Work instructions: Take the data below and repeat it exactly.

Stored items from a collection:
## BEGIN

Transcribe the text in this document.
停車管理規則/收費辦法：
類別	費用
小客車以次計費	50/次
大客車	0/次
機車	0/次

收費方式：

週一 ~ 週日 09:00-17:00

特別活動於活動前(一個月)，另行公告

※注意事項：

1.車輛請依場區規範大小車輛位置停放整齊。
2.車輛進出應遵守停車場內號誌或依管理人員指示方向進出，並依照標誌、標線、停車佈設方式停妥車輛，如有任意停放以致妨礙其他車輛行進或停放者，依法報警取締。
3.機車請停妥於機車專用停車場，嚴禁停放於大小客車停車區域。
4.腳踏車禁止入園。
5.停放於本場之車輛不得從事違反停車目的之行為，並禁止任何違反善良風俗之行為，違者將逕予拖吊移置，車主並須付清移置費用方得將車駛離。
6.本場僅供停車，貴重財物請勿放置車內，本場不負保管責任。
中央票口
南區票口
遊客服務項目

## END

Response:
Transcribe the text in this document.
停車管理規則/收費辦法：
類別	費用
小客車以次計費	50/次
大客車	0/次
機車	0/次

收費方式：

週一 ~ 週日 09:00-17:00

特別活動於活動前(一個月)，另行公告

※注意事項：

1.車輛請依場區規範大小車輛位置停放整齊。
2.車輛進出應遵守停車場內號誌或依管理人員指示方向進出，並依照標誌、標線、停車佈設方式停妥車輛，如有任意停放以致妨礙其他車輛行進或停放者，依法報警取締。
3.機車請停妥於機車專用停車場，嚴禁停放於大小客車停車區域。
4.腳踏車禁止入園。
5.停放於本場之車輛不得從事違反停車目的之行為，並禁止任何違反善良風俗之行為，違者將逕予拖吊移置，車主並須付清移置費用方得將車駛離。
6.本場僅供停車，貴重財物請勿放置車內，本場不負保管責任。
中央票口
南區票口
遊客服務項目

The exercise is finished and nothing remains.